# Work required
Here are some records; return them all exactly.

# Dataset extract

★ ★ ★ ★ ★

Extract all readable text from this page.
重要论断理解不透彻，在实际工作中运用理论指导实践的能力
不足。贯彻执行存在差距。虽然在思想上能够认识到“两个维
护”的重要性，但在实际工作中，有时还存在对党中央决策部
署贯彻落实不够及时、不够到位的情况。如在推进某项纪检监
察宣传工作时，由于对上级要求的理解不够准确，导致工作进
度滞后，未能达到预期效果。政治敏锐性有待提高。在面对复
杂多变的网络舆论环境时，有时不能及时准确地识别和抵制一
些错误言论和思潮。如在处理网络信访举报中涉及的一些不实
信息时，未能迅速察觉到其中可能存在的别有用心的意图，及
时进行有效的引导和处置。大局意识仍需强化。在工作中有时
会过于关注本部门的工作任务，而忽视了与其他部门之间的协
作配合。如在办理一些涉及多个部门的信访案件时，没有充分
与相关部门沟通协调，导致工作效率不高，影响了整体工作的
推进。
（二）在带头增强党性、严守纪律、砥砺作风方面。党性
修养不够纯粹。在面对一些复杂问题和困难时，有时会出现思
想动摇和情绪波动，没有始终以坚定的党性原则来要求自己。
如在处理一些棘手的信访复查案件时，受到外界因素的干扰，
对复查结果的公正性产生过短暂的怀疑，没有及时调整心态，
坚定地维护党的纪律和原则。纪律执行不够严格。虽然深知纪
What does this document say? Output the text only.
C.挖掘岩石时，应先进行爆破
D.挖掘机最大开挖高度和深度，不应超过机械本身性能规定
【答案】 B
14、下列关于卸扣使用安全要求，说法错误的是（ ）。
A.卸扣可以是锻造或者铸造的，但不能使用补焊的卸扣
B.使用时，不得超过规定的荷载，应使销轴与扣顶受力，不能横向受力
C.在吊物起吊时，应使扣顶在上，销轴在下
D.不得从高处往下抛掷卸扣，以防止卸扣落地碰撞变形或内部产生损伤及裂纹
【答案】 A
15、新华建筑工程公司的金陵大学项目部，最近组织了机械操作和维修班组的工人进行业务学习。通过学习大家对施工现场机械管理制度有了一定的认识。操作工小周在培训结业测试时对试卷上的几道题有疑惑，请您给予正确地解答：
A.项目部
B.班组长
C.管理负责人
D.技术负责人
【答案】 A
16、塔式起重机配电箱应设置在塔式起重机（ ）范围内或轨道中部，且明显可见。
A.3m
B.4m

★ ★ ★ ★ ★

# Task response
Extract all readable text from this page.
重要论断理解不透彻，在实际工作中运用理论指导实践的能力
不足。贯彻执行存在差距。虽然在思想上能够认识到“两个维
护”的重要性，但在实际工作中，有时还存在对党中央决策部
署贯彻落实不够及时、不够到位的情况。如在推进某项纪检监
察宣传工作时，由于对上级要求的理解不够准确，导致工作进
度滞后，未能达到预期效果。政治敏锐性有待提高。在面对复
杂多变的网络舆论环境时，有时不能及时准确地识别和抵制一
些错误言论和思潮。如在处理网络信访举报中涉及的一些不实
信息时，未能迅速察觉到其中可能存在的别有用心的意图，及
时进行有效的引导和处置。大局意识仍需强化。在工作中有时
会过于关注本部门的工作任务，而忽视了与其他部门之间的协
作配合。如在办理一些涉及多个部门的信访案件时，没有充分
与相关部门沟通协调，导致工作效率不高，影响了整体工作的
推进。
（二）在带头增强党性、严守纪律、砥砺作风方面。党性
修养不够纯粹。在面对一些复杂问题和困难时，有时会出现思
想动摇和情绪波动，没有始终以坚定的党性原则来要求自己。
如在处理一些棘手的信访复查案件时，受到外界因素的干扰，
对复查结果的公正性产生过短暂的怀疑，没有及时调整心态，
坚定地维护党的纪律和原则。纪律执行不够严格。虽然深知纪
What does this document say? Output the text only.
C.挖掘岩石时，应先进行爆破
D.挖掘机最大开挖高度和深度，不应超过机械本身性能规定
【答案】 B
14、下列关于卸扣使用安全要求，说法错误的是（ ）。
A.卸扣可以是锻造或者铸造的，但不能使用补焊的卸扣
B.使用时，不得超过规定的荷载，应使销轴与扣顶受力，不能横向受力
C.在吊物起吊时，应使扣顶在上，销轴在下
D.不得从高处往下抛掷卸扣，以防止卸扣落地碰撞变形或内部产生损伤及裂纹
【答案】 A
15、新华建筑工程公司的金陵大学项目部，最近组织了机械操作和维修班组的工人进行业务学习。通过学习大家对施工现场机械管理制度有了一定的认识。操作工小周在培训结业测试时对试卷上的几道题有疑惑，请您给予正确地解答：
A.项目部
B.班组长
C.管理负责人
D.技术负责人
【答案】 A
16、塔式起重机配电箱应设置在塔式起重机（ ）范围内或轨道中部，且明显可见。
A.3m
B.4m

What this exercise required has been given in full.